--- START DATASET RECORDS ---
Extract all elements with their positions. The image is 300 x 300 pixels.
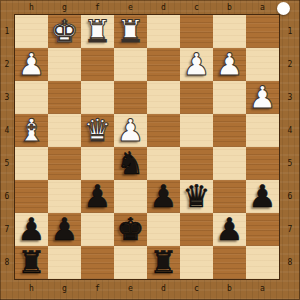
- square-e2[interactable]: [114, 48, 147, 81]
- file-label-bottom-d: d: [147, 280, 180, 300]
- square-c7[interactable]: [180, 213, 213, 246]
- square-b7[interactable]: ♟: [213, 213, 246, 246]
- square-g5[interactable]: [48, 147, 81, 180]
- square-a2[interactable]: [246, 48, 279, 81]
- piece-black-pawn[interactable]: ♟: [51, 214, 79, 245]
- file-label-top-g: g: [48, 0, 81, 14]
- piece-white-rook[interactable]: ♜: [117, 16, 145, 47]
- square-d4[interactable]: [147, 114, 180, 147]
- square-b6[interactable]: [213, 180, 246, 213]
- square-f3[interactable]: [81, 81, 114, 114]
- file-label-bottom-a: a: [246, 280, 279, 300]
- file-label-bottom-g: g: [48, 280, 81, 300]
- piece-white-pawn[interactable]: ♟: [117, 115, 145, 146]
- rank-label-right-4: 4: [280, 114, 300, 147]
- file-label-top-b: b: [213, 0, 246, 14]
- square-d2[interactable]: [147, 48, 180, 81]
- square-c2[interactable]: ♟: [180, 48, 213, 81]
- square-e7[interactable]: ♚: [114, 213, 147, 246]
- square-b1[interactable]: [213, 15, 246, 48]
- square-a1[interactable]: [246, 15, 279, 48]
- square-e6[interactable]: [114, 180, 147, 213]
- file-label-bottom-h: h: [15, 280, 48, 300]
- piece-white-pawn[interactable]: ♟: [18, 49, 46, 80]
- square-b4[interactable]: [213, 114, 246, 147]
- square-c5[interactable]: [180, 147, 213, 180]
- square-a8[interactable]: [246, 246, 279, 279]
- square-e4[interactable]: ♟: [114, 114, 147, 147]
- square-d8[interactable]: ♜: [147, 246, 180, 279]
- piece-white-pawn[interactable]: ♟: [249, 82, 277, 113]
- piece-black-rook[interactable]: ♜: [150, 247, 178, 278]
- square-d6[interactable]: ♟: [147, 180, 180, 213]
- square-h7[interactable]: ♟: [15, 213, 48, 246]
- rank-label-right-2: 2: [280, 48, 300, 81]
- piece-black-pawn[interactable]: ♟: [84, 181, 112, 212]
- file-label-top-a: a: [246, 0, 279, 14]
- square-c4[interactable]: [180, 114, 213, 147]
- square-h5[interactable]: [15, 147, 48, 180]
- square-h1[interactable]: [15, 15, 48, 48]
- piece-black-pawn[interactable]: ♟: [249, 181, 277, 212]
- square-a3[interactable]: ♟: [246, 81, 279, 114]
- square-a7[interactable]: [246, 213, 279, 246]
- square-g2[interactable]: [48, 48, 81, 81]
- piece-white-pawn[interactable]: ♟: [183, 49, 211, 80]
- square-d1[interactable]: [147, 15, 180, 48]
- square-h4[interactable]: ♝: [15, 114, 48, 147]
- square-h2[interactable]: ♟: [15, 48, 48, 81]
- file-label-top-h: h: [15, 0, 48, 14]
- square-b8[interactable]: [213, 246, 246, 279]
- file-label-bottom-f: f: [81, 280, 114, 300]
- rank-label-left-2: 2: [0, 48, 14, 81]
- rank-label-left-3: 3: [0, 81, 14, 114]
- rank-label-right-8: 8: [280, 246, 300, 279]
- square-f4[interactable]: ♛: [81, 114, 114, 147]
- square-e1[interactable]: ♜: [114, 15, 147, 48]
- square-g8[interactable]: [48, 246, 81, 279]
- file-label-bottom-e: e: [114, 280, 147, 300]
- rank-label-right-5: 5: [280, 147, 300, 180]
- square-g4[interactable]: [48, 114, 81, 147]
- square-c3[interactable]: [180, 81, 213, 114]
- square-d3[interactable]: [147, 81, 180, 114]
- piece-white-pawn[interactable]: ♟: [216, 49, 244, 80]
- square-g3[interactable]: [48, 81, 81, 114]
- file-label-bottom-b: b: [213, 280, 246, 300]
- square-h6[interactable]: [15, 180, 48, 213]
- square-b2[interactable]: ♟: [213, 48, 246, 81]
- square-a4[interactable]: [246, 114, 279, 147]
- rank-label-left-6: 6: [0, 180, 14, 213]
- square-b5[interactable]: [213, 147, 246, 180]
- rank-label-right-6: 6: [280, 180, 300, 213]
- square-c1[interactable]: [180, 15, 213, 48]
- rank-label-left-1: 1: [0, 15, 14, 48]
- piece-black-rook[interactable]: ♜: [18, 247, 46, 278]
- square-c8[interactable]: [180, 246, 213, 279]
- file-label-top-c: c: [180, 0, 213, 14]
- square-e3[interactable]: [114, 81, 147, 114]
- piece-black-knight[interactable]: ♞: [117, 148, 145, 179]
- square-h3[interactable]: [15, 81, 48, 114]
- file-label-top-d: d: [147, 0, 180, 14]
- square-f6[interactable]: ♟: [81, 180, 114, 213]
- piece-black-king[interactable]: ♚: [117, 214, 145, 245]
- square-g1[interactable]: ♚: [48, 15, 81, 48]
- rank-label-right-1: 1: [280, 15, 300, 48]
- square-f1[interactable]: ♜: [81, 15, 114, 48]
- piece-black-queen[interactable]: ♛: [183, 181, 211, 212]
- rank-label-left-7: 7: [0, 213, 14, 246]
- piece-white-rook[interactable]: ♜: [84, 16, 112, 47]
- rank-label-left-4: 4: [0, 114, 14, 147]
- square-a6[interactable]: ♟: [246, 180, 279, 213]
- file-label-top-e: e: [114, 0, 147, 14]
- rank-label-left-5: 5: [0, 147, 14, 180]
- rank-label-right-7: 7: [280, 213, 300, 246]
- rank-label-right-3: 3: [280, 81, 300, 114]
- file-label-top-f: f: [81, 0, 114, 14]
- square-d5[interactable]: [147, 147, 180, 180]
- square-a5[interactable]: [246, 147, 279, 180]
- square-f2[interactable]: [81, 48, 114, 81]
- square-d7[interactable]: [147, 213, 180, 246]
- piece-white-king[interactable]: ♚: [51, 16, 79, 47]
- square-c6[interactable]: ♛: [180, 180, 213, 213]
- file-label-bottom-c: c: [180, 280, 213, 300]
- piece-black-pawn[interactable]: ♟: [216, 214, 244, 245]
- square-f8[interactable]: [81, 246, 114, 279]
- piece-black-pawn[interactable]: ♟: [18, 214, 46, 245]
- piece-white-queen[interactable]: ♛: [84, 115, 112, 146]
- rank-label-left-8: 8: [0, 246, 14, 279]
- square-f7[interactable]: [81, 213, 114, 246]
- square-f5[interactable]: [81, 147, 114, 180]
- square-g6[interactable]: [48, 180, 81, 213]
- square-b3[interactable]: [213, 81, 246, 114]
- square-e5[interactable]: ♞: [114, 147, 147, 180]
- chess-board-frame: ♚♜♜♟♟♟♟♝♛♟♞♟♟♛♟♟♟♚♟♜♜ hhggffeeddccbbaa11…: [0, 0, 300, 300]
- square-h8[interactable]: ♜: [15, 246, 48, 279]
- square-e8[interactable]: [114, 246, 147, 279]
- piece-white-bishop[interactable]: ♝: [18, 115, 46, 146]
- square-g7[interactable]: ♟: [48, 213, 81, 246]
- piece-black-pawn[interactable]: ♟: [150, 181, 178, 212]
- chess-board: ♚♜♜♟♟♟♟♝♛♟♞♟♟♛♟♟♟♚♟♜♜: [14, 14, 280, 280]
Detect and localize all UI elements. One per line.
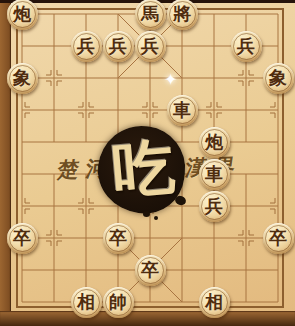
- piece-character: 兵: [71, 31, 102, 62]
- piece-character: 兵: [231, 31, 262, 62]
- piece-character: 兵: [199, 191, 230, 222]
- ink-splatter: [154, 216, 158, 220]
- piece-character: 車: [199, 159, 230, 190]
- xiangqi-piece[interactable]: 卒: [263, 223, 294, 254]
- xiangqi-piece[interactable]: 卒: [103, 223, 134, 254]
- xiangqi-piece[interactable]: 象: [263, 63, 294, 94]
- xiangqi-piece[interactable]: 車: [199, 159, 230, 190]
- piece-character: 卒: [103, 223, 134, 254]
- xiangqi-piece[interactable]: 炮: [7, 0, 38, 30]
- xiangqi-board[interactable]: 楚河 漢界 吃 炮馬將兵兵兵兵象象車炮車兵卒卒卒卒相帥相 ✦: [0, 0, 295, 326]
- piece-character: 炮: [7, 0, 38, 30]
- piece-character: 馬: [135, 0, 166, 30]
- xiangqi-piece[interactable]: 兵: [103, 31, 134, 62]
- piece-character: 卒: [135, 255, 166, 286]
- xiangqi-piece[interactable]: 兵: [71, 31, 102, 62]
- piece-character: 卒: [263, 223, 294, 254]
- capture-lesson-stamp-text: 吃: [100, 128, 188, 213]
- piece-character: 車: [167, 95, 198, 126]
- xiangqi-piece[interactable]: 卒: [7, 223, 38, 254]
- piece-character: 象: [263, 63, 294, 94]
- piece-character: 帥: [103, 287, 134, 318]
- xiangqi-piece[interactable]: 兵: [135, 31, 166, 62]
- ink-splatter: [143, 211, 150, 217]
- piece-character: 將: [167, 0, 198, 30]
- xiangqi-piece[interactable]: 卒: [135, 255, 166, 286]
- piece-character: 象: [7, 63, 38, 94]
- xiangqi-piece[interactable]: 兵: [231, 31, 262, 62]
- xiangqi-piece[interactable]: 相: [199, 287, 230, 318]
- xiangqi-piece[interactable]: 車: [167, 95, 198, 126]
- piece-character: 相: [71, 287, 102, 318]
- xiangqi-piece[interactable]: 炮: [199, 127, 230, 158]
- xiangqi-piece[interactable]: 馬: [135, 0, 166, 30]
- xiangqi-piece[interactable]: 將: [167, 0, 198, 30]
- sparkle-icon: ✦: [164, 70, 177, 89]
- piece-character: 兵: [103, 31, 134, 62]
- xiangqi-piece[interactable]: 兵: [199, 191, 230, 222]
- xiangqi-piece[interactable]: 帥: [103, 287, 134, 318]
- piece-character: 相: [199, 287, 230, 318]
- piece-character: 炮: [199, 127, 230, 158]
- xiangqi-piece[interactable]: 象: [7, 63, 38, 94]
- piece-character: 兵: [135, 31, 166, 62]
- xiangqi-piece[interactable]: 相: [71, 287, 102, 318]
- piece-character: 卒: [7, 223, 38, 254]
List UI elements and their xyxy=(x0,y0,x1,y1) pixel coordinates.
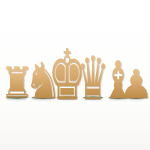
pawn-icon: ♟ xyxy=(119,64,150,104)
pawn-piece: ♟ xyxy=(118,64,150,99)
chess-pieces-photo: ♜ ♞ ♚ ♛ ♝ ♟ xyxy=(0,0,150,150)
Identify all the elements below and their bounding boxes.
--- END DATASET RECORDS ---
JOB:
Copy the lines of the data above, from the line containing "- square-e2[interactable]: [114, 48, 147, 81]" through the line containing "- square-a7[interactable]: [246, 213, 279, 246]", both included, with no changes.

ANSWER BELOW:
- square-e2[interactable]: [114, 48, 147, 81]
- file-label-bottom-d: d: [147, 280, 180, 300]
- square-c7[interactable]: [180, 213, 213, 246]
- square-b7[interactable]: ♟: [213, 213, 246, 246]
- square-g5[interactable]: [48, 147, 81, 180]
- square-a2[interactable]: [246, 48, 279, 81]
- piece-black-pawn[interactable]: ♟: [51, 214, 79, 245]
- file-label-top-g: g: [48, 0, 81, 14]
- piece-white-rook[interactable]: ♜: [117, 16, 145, 47]
- square-d4[interactable]: [147, 114, 180, 147]
- square-b6[interactable]: [213, 180, 246, 213]
- square-f3[interactable]: [81, 81, 114, 114]
- file-label-bottom-a: a: [246, 280, 279, 300]
- file-label-bottom-g: g: [48, 280, 81, 300]
- piece-white-pawn[interactable]: ♟: [117, 115, 145, 146]
- rank-label-right-4: 4: [280, 114, 300, 147]
- file-label-top-b: b: [213, 0, 246, 14]
- square-d2[interactable]: [147, 48, 180, 81]
- square-c2[interactable]: ♟: [180, 48, 213, 81]
- square-e7[interactable]: ♚: [114, 213, 147, 246]
- square-b1[interactable]: [213, 15, 246, 48]
- square-a1[interactable]: [246, 15, 279, 48]
- square-e6[interactable]: [114, 180, 147, 213]
- file-label-bottom-h: h: [15, 280, 48, 300]
- piece-white-pawn[interactable]: ♟: [18, 49, 46, 80]
- square-b4[interactable]: [213, 114, 246, 147]
- square-c5[interactable]: [180, 147, 213, 180]
- square-a8[interactable]: [246, 246, 279, 279]
- square-e4[interactable]: ♟: [114, 114, 147, 147]
- square-d8[interactable]: ♜: [147, 246, 180, 279]
- piece-white-pawn[interactable]: ♟: [249, 82, 277, 113]
- piece-black-rook[interactable]: ♜: [150, 247, 178, 278]
- square-d6[interactable]: ♟: [147, 180, 180, 213]
- square-h7[interactable]: ♟: [15, 213, 48, 246]
- rank-label-right-2: 2: [280, 48, 300, 81]
- piece-black-pawn[interactable]: ♟: [84, 181, 112, 212]
- file-label-top-a: a: [246, 0, 279, 14]
- square-c4[interactable]: [180, 114, 213, 147]
- square-h5[interactable]: [15, 147, 48, 180]
- square-h1[interactable]: [15, 15, 48, 48]
- piece-black-pawn[interactable]: ♟: [249, 181, 277, 212]
- square-a3[interactable]: ♟: [246, 81, 279, 114]
- square-a7[interactable]: [246, 213, 279, 246]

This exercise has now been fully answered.